→ Exercise description:
Count the lines in the entries below that contain the string "leader" and reply with that number alone.

======== Dataset records ========

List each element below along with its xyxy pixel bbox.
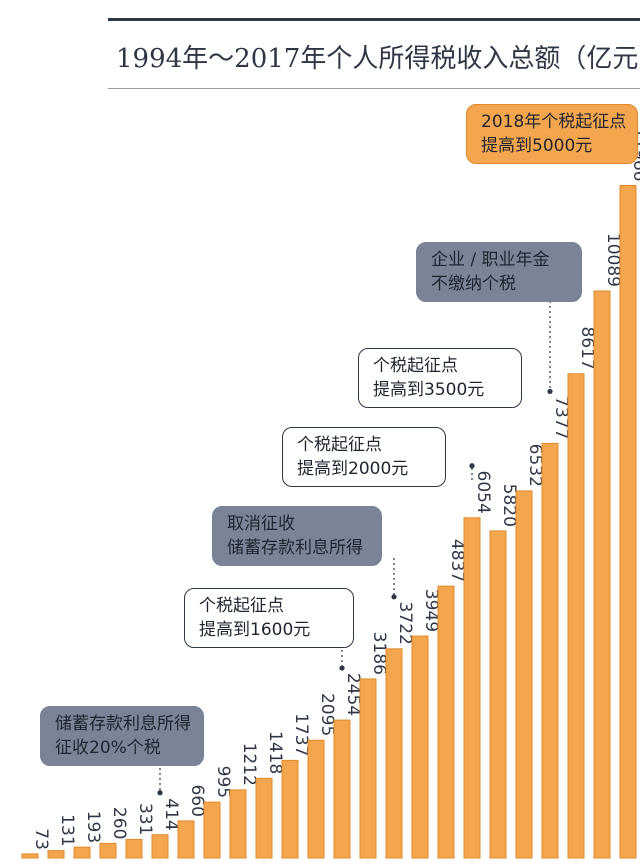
bar-value-label: 193 xyxy=(83,811,103,843)
bar-value-label: 73 xyxy=(31,828,51,850)
bar-2008 xyxy=(385,648,403,859)
bar-1995 xyxy=(47,850,65,859)
bar-1997 xyxy=(99,842,117,859)
bar-value-label: 2454 xyxy=(343,673,363,716)
bar-value-label: 8617 xyxy=(577,326,597,369)
bar-2015 xyxy=(567,373,585,859)
title-bottom-rule xyxy=(108,88,640,89)
bar-value-label: 6532 xyxy=(525,444,545,487)
bar-2001 xyxy=(203,801,221,859)
bar-2006 xyxy=(333,719,351,859)
annotation-line: 企业 / 职业年金 xyxy=(431,250,550,270)
bar-2003 xyxy=(255,777,273,859)
annotation-leader-dot xyxy=(339,665,345,671)
annotation-line: 2018年个税起征点 xyxy=(481,112,627,132)
annotation-box: 企业 / 职业年金 不缴纳个税 xyxy=(416,242,582,302)
annotation-line: 提高到2000元 xyxy=(297,459,409,479)
bar-2014 xyxy=(541,442,559,859)
annotation-line: 取消征收 xyxy=(227,514,295,534)
bar-1999 xyxy=(151,834,169,859)
bar-value-label: 1737 xyxy=(291,713,311,756)
bar-2016 xyxy=(593,290,611,859)
bar-2004 xyxy=(281,759,299,859)
annotation-box: 个税起征点 提高到3500元 xyxy=(358,348,522,408)
bar-value-label: 6054 xyxy=(473,470,493,513)
bar-value-label: 414 xyxy=(161,798,181,830)
bar-2017 xyxy=(619,185,637,859)
bar-value-label: 260 xyxy=(109,807,129,839)
chart-title: 1994年～2017年个人所得税收入总额（亿元） xyxy=(116,44,640,74)
annotation-box: 个税起征点 提高到2000元 xyxy=(282,427,446,487)
bar-2005 xyxy=(307,739,325,859)
bar-value-label: 3722 xyxy=(395,602,415,645)
annotation-line: 储蓄存款利息所得 xyxy=(227,538,363,558)
annotation-box: 取消征收 储蓄存款利息所得 xyxy=(212,506,382,566)
annotation-box: 2018年个税起征点 提高到5000元 xyxy=(466,104,638,164)
bar-value-label: 4837 xyxy=(447,539,467,582)
annotation-line: 储蓄存款利息所得 xyxy=(55,714,191,734)
bar-2000 xyxy=(177,820,195,859)
annotation-box: 储蓄存款利息所得 征收20%个税 xyxy=(40,706,204,766)
bar-2007 xyxy=(359,678,377,859)
bar-value-label: 660 xyxy=(187,784,207,816)
bar-value-label: 1212 xyxy=(239,743,259,786)
bar-value-label: 10089 xyxy=(603,233,623,287)
bar-2012 xyxy=(489,530,507,859)
annotation-line: 个税起征点 xyxy=(297,435,382,455)
bar-2002 xyxy=(229,789,247,859)
bar-value-label: 1418 xyxy=(265,731,285,774)
annotation-line: 提高到1600元 xyxy=(199,620,311,640)
bar-value-label: 3186 xyxy=(369,632,389,675)
bar-value-label: 995 xyxy=(213,766,233,798)
bar-2013 xyxy=(515,490,533,859)
annotation-leader-dot xyxy=(469,463,475,469)
bar-2009 xyxy=(411,635,429,859)
annotation-line: 个税起征点 xyxy=(199,596,284,616)
annotation-box: 个税起征点 提高到1600元 xyxy=(184,588,354,648)
bar-2010 xyxy=(437,585,455,859)
annotation-leader-dot xyxy=(157,790,163,796)
bar-value-label: 2095 xyxy=(317,693,337,736)
annotation-line: 征收20%个税 xyxy=(55,738,161,758)
title-top-rule xyxy=(108,18,640,21)
bar-value-label: 3949 xyxy=(421,589,441,632)
annotation-leader-dot xyxy=(547,388,553,395)
bar-1996 xyxy=(73,846,91,859)
annotation-line: 提高到3500元 xyxy=(373,380,485,400)
bar-value-label: 131 xyxy=(57,814,77,846)
bar-value-label: 7377 xyxy=(551,396,571,439)
bar-value-label: 331 xyxy=(135,803,155,835)
bar-1998 xyxy=(125,838,143,859)
annotation-line: 提高到5000元 xyxy=(481,136,593,156)
annotation-line: 不缴纳个税 xyxy=(431,274,516,294)
bar-value-label: 5820 xyxy=(499,484,519,527)
annotation-leader-dot xyxy=(391,594,397,600)
bar-1994 xyxy=(21,853,39,859)
annotation-line: 个税起征点 xyxy=(373,356,458,376)
bar-2011 xyxy=(463,517,481,859)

========

→ Reply to the task:
5